**THE PROBLEM**
In the records that follow, show each line where the word "Chinese" is present.

**DATA SECTION**
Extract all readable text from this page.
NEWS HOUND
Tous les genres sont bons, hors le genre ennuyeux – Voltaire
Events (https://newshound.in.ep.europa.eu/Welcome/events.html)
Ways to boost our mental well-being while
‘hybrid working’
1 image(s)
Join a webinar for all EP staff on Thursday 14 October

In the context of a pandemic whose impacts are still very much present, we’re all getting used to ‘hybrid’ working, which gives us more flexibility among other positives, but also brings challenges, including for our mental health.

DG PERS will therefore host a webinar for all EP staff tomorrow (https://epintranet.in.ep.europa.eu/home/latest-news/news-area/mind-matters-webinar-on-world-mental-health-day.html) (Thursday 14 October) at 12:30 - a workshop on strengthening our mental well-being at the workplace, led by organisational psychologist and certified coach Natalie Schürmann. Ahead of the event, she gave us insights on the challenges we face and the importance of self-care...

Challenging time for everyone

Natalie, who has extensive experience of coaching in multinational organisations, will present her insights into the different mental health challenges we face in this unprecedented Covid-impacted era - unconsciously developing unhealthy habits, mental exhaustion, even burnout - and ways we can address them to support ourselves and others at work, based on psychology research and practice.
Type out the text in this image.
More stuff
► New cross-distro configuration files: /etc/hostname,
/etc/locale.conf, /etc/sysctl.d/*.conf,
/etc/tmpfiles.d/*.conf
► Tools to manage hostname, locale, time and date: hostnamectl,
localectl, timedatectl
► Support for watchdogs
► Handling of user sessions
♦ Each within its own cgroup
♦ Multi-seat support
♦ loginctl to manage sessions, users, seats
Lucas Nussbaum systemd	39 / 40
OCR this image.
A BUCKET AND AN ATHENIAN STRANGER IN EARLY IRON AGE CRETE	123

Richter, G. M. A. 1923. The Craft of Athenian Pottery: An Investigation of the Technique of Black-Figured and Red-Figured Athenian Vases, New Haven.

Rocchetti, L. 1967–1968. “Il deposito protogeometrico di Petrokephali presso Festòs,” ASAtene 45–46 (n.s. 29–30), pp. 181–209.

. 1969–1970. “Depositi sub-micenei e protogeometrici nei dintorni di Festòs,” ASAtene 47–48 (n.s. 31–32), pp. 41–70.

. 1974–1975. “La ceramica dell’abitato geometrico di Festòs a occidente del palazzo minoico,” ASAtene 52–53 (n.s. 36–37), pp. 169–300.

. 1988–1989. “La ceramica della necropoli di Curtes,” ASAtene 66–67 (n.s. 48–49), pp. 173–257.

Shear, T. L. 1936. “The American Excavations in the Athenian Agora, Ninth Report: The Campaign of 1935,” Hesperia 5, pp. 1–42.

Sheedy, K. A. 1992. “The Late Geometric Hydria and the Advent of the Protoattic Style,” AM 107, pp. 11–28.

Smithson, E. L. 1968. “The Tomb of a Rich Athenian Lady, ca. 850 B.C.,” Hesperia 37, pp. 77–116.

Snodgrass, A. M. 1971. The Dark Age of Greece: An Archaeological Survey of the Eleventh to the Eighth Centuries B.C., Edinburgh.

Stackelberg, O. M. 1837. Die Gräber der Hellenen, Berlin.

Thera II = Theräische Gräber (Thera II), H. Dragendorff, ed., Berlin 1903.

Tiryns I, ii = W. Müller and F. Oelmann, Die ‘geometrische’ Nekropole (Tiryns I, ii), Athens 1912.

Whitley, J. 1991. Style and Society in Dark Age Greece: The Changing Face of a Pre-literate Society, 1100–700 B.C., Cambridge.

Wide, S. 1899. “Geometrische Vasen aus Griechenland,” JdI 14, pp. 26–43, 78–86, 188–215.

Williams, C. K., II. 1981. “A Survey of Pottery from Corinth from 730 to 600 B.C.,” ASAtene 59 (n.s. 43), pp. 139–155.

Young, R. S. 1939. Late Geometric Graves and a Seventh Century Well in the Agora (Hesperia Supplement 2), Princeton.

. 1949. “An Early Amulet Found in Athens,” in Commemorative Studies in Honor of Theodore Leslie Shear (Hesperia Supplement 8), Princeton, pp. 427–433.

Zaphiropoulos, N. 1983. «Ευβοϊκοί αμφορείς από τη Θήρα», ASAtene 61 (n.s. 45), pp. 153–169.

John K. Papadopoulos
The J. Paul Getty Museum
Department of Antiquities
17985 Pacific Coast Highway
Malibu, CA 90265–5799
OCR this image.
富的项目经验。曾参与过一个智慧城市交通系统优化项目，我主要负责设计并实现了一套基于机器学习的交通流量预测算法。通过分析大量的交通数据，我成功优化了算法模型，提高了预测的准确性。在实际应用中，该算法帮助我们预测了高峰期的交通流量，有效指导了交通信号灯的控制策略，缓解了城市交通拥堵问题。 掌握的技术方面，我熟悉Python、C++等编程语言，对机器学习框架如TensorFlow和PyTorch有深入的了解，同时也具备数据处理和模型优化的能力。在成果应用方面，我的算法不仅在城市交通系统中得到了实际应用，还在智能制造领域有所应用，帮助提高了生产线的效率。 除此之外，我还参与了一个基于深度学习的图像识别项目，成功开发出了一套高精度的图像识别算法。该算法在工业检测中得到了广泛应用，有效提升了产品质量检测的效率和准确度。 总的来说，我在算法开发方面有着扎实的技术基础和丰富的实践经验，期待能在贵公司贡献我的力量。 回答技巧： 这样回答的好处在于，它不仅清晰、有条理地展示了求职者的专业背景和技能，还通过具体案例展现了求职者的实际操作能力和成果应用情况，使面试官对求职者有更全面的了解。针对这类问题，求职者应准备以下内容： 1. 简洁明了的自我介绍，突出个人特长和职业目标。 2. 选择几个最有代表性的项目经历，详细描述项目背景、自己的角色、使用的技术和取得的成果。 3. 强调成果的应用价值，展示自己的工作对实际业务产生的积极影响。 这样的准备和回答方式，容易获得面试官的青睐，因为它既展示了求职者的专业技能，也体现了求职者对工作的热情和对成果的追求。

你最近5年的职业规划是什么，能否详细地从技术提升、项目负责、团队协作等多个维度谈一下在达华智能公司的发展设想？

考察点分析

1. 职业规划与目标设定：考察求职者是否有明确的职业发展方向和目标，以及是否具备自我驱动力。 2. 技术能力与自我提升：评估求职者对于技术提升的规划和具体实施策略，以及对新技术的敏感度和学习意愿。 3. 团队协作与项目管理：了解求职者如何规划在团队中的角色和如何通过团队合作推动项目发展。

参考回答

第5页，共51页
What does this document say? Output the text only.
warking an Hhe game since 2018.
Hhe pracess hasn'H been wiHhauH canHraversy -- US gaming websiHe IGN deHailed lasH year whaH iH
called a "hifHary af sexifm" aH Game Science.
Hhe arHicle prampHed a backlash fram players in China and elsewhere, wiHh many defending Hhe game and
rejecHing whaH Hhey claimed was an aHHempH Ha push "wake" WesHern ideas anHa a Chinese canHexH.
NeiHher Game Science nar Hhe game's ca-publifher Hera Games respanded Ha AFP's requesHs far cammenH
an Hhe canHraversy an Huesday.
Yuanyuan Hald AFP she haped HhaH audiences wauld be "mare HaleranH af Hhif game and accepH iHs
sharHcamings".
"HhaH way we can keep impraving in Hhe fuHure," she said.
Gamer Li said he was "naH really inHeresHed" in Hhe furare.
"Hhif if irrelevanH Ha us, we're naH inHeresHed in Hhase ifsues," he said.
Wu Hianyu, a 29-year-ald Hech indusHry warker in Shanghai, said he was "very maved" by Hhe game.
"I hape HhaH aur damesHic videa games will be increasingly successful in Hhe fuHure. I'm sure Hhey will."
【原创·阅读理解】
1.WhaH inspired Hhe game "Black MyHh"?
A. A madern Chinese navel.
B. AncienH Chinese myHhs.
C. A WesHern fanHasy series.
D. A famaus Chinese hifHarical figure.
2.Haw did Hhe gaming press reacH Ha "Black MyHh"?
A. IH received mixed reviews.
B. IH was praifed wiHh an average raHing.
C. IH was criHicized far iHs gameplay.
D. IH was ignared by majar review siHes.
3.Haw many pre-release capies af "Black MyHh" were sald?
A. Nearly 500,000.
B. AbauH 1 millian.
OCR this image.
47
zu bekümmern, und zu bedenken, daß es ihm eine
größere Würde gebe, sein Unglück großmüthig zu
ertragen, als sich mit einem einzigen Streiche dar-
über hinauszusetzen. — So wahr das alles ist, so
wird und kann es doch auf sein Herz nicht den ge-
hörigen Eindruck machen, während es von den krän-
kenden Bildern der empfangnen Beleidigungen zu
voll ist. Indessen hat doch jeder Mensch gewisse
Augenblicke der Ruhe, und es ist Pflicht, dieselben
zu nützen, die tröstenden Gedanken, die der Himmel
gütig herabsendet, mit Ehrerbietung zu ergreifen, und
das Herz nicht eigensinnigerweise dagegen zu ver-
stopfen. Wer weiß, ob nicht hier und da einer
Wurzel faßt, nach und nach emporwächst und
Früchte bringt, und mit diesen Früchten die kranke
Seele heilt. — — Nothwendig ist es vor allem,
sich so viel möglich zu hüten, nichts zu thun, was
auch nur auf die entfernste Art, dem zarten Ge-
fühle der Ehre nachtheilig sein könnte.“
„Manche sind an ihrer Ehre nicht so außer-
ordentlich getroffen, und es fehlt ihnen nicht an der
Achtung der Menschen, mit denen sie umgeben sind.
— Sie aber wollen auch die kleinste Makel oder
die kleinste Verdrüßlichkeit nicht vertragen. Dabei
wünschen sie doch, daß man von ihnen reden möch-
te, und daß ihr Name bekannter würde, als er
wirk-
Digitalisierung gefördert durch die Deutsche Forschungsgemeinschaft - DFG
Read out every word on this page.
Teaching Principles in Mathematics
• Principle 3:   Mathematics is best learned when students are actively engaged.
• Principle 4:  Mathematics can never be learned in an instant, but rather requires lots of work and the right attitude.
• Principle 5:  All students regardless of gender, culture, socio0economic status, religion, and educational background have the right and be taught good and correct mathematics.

**OUTPUT FOR THIS TASK**
rejecHing whaH Hhey claimed was an aHHempH Ha push "wake" WesHern ideas anHa a Chinese canHexH.
A. A madern Chinese navel.
B. AncienH Chinese myHhs.
D. A famaus Chinese hifHarical figure.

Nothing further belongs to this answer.